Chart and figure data
··········

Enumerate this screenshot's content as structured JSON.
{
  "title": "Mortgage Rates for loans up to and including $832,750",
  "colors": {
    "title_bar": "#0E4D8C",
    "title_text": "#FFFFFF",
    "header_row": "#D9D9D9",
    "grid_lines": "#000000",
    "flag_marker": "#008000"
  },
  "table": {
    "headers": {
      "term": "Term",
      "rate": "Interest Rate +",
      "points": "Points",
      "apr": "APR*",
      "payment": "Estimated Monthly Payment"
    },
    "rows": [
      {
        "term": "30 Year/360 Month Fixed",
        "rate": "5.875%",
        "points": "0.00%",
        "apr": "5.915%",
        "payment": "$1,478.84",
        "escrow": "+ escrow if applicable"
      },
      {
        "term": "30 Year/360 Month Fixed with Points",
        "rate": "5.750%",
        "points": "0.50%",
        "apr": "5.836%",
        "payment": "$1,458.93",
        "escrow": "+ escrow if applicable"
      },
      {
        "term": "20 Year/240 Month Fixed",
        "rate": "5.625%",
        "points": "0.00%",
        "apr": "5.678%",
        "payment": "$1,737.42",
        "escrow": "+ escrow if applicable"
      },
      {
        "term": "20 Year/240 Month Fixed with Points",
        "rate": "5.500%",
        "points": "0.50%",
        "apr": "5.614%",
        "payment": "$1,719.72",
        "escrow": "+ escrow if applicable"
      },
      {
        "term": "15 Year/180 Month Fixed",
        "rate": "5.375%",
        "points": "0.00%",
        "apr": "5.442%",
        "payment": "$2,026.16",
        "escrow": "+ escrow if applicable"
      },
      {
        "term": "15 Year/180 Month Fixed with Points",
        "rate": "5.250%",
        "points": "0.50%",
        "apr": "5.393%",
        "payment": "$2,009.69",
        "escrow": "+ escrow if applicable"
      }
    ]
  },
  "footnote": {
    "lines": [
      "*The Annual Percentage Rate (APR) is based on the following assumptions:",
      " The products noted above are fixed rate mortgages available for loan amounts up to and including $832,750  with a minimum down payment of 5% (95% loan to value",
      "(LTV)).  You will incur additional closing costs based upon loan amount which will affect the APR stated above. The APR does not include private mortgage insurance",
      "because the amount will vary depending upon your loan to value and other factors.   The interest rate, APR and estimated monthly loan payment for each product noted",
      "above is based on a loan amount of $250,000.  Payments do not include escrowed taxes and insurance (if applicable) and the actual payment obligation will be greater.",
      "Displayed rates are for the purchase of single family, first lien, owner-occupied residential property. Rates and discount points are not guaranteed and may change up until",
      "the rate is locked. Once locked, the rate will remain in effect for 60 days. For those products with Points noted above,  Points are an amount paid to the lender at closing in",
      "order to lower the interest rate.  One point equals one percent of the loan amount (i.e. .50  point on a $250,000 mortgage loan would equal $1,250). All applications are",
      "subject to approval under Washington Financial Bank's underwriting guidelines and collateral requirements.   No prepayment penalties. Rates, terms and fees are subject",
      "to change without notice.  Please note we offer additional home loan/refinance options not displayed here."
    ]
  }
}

··········

> [GIVEN EXERCISE]
Reproduce the records above exactly.

> [ANSWER IN FULL]
Enumerate this screenshot's content as structured JSON.
{
  "title": "Mortgage Rates for loans up to and including $832,750",
  "colors": {
    "title_bar": "#0E4D8C",
    "title_text": "#FFFFFF",
    "header_row": "#D9D9D9",
    "grid_lines": "#000000",
    "flag_marker": "#008000"
  },
  "table": {
    "headers": {
      "term": "Term",
      "rate": "Interest Rate +",
      "points": "Points",
      "apr": "APR*",
      "payment": "Estimated Monthly Payment"
    },
    "rows": [
      {
        "term": "30 Year/360 Month Fixed",
        "rate": "5.875%",
        "points": "0.00%",
        "apr": "5.915%",
        "payment": "$1,478.84",
        "escrow": "+ escrow if applicable"
      },
      {
        "term": "30 Year/360 Month Fixed with Points",
        "rate": "5.750%",
        "points": "0.50%",
        "apr": "5.836%",
        "payment": "$1,458.93",
        "escrow": "+ escrow if applicable"
      },
      {
        "term": "20 Year/240 Month Fixed",
        "rate": "5.625%",
        "points": "0.00%",
        "apr": "5.678%",
        "payment": "$1,737.42",
        "escrow": "+ escrow if applicable"
      },
      {
        "term": "20 Year/240 Month Fixed with Points",
        "rate": "5.500%",
        "points": "0.50%",
        "apr": "5.614%",
        "payment": "$1,719.72",
        "escrow": "+ escrow if applicable"
      },
      {
        "term": "15 Year/180 Month Fixed",
        "rate": "5.375%",
        "points": "0.00%",
        "apr": "5.442%",
        "payment": "$2,026.16",
        "escrow": "+ escrow if applicable"
      },
      {
        "term": "15 Year/180 Month Fixed with Points",
        "rate": "5.250%",
        "points": "0.50%",
        "apr": "5.393%",
        "payment": "$2,009.69",
        "escrow": "+ escrow if applicable"
      }
    ]
  },
  "footnote": {
    "lines": [
      "*The Annual Percentage Rate (APR) is based on the following assumptions:",
      " The products noted above are fixed rate mortgages available for loan amounts up to and including $832,750  with a minimum down payment of 5% (95% loan to value",
      "(LTV)).  You will incur additional closing costs based upon loan amount which will affect the APR stated above. The APR does not include private mortgage insurance",
      "because the amount will vary depending upon your loan to value and other factors.   The interest rate, APR and estimated monthly loan payment for each product noted",
      "above is based on a loan amount of $250,000.  Payments do not include escrowed taxes and insurance (if applicable) and the actual payment obligation will be greater.",
      "Displayed rates are for the purchase of single family, first lien, owner-occupied residential property. Rates and discount points are not guaranteed and may change up until",
      "the rate is locked. Once locked, the rate will remain in effect for 60 days. For those products with Points noted above,  Points are an amount paid to the lender at closing in",
      "order to lower the interest rate.  One point equals one percent of the loan amount (i.e. .50  point on a $250,000 mortgage loan would equal $1,250). All applications are",
      "subject to approval under Washington Financial Bank's underwriting guidelines and collateral requirements.   No prepayment penalties. Rates, terms and fees are subject",
      "to change without notice.  Please note we offer additional home loan/refinance options not displayed here."
    ]
  }
}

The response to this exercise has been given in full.